> _Task prompt_
Could you quote, exactly as they stand, the lines running from the one with "OCR this image." to the final line of the material?

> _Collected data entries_
## Start

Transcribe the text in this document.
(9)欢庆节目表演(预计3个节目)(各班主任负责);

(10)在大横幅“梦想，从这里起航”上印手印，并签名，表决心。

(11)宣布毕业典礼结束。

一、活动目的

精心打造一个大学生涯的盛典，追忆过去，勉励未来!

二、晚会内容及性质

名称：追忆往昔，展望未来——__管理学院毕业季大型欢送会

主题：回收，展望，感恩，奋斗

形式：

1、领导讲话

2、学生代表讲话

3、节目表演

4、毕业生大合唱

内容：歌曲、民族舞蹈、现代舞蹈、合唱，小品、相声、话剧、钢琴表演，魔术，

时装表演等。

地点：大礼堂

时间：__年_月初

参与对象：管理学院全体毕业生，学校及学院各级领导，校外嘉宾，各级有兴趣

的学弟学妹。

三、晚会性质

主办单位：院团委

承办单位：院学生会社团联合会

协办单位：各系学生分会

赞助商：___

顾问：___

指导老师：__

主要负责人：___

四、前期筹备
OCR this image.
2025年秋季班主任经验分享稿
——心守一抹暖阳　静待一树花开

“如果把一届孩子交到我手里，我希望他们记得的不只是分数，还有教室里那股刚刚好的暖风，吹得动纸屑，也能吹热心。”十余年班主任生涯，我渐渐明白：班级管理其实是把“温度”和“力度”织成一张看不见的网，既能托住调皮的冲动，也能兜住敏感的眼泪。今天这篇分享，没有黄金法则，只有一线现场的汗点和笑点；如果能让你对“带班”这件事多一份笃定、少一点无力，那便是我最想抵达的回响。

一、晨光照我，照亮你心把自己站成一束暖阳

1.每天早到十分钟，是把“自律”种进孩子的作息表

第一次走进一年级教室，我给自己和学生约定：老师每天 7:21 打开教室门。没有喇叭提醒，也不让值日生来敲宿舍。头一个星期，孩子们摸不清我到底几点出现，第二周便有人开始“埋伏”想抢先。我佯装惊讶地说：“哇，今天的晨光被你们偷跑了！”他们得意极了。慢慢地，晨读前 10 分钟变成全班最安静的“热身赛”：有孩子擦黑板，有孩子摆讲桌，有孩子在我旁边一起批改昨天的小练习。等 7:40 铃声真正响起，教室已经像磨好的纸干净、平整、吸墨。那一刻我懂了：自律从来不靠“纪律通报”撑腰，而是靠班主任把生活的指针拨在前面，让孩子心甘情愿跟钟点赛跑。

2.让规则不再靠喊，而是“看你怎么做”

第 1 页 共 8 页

## End

> _Full response_
OCR this image.
2025年秋季班主任经验分享稿
——心守一抹暖阳　静待一树花开

“如果把一届孩子交到我手里，我希望他们记得的不只是分数，还有教室里那股刚刚好的暖风，吹得动纸屑，也能吹热心。”十余年班主任生涯，我渐渐明白：班级管理其实是把“温度”和“力度”织成一张看不见的网，既能托住调皮的冲动，也能兜住敏感的眼泪。今天这篇分享，没有黄金法则，只有一线现场的汗点和笑点；如果能让你对“带班”这件事多一份笃定、少一点无力，那便是我最想抵达的回响。

一、晨光照我，照亮你心把自己站成一束暖阳

1.每天早到十分钟，是把“自律”种进孩子的作息表

第一次走进一年级教室，我给自己和学生约定：老师每天 7:21 打开教室门。没有喇叭提醒，也不让值日生来敲宿舍。头一个星期，孩子们摸不清我到底几点出现，第二周便有人开始“埋伏”想抢先。我佯装惊讶地说：“哇，今天的晨光被你们偷跑了！”他们得意极了。慢慢地，晨读前 10 分钟变成全班最安静的“热身赛”：有孩子擦黑板，有孩子摆讲桌，有孩子在我旁边一起批改昨天的小练习。等 7:40 铃声真正响起，教室已经像磨好的纸干净、平整、吸墨。那一刻我懂了：自律从来不靠“纪律通报”撑腰，而是靠班主任把生活的指针拨在前面，让孩子心甘情愿跟钟点赛跑。

2.让规则不再靠喊，而是“看你怎么做”

第 1 页 共 8 页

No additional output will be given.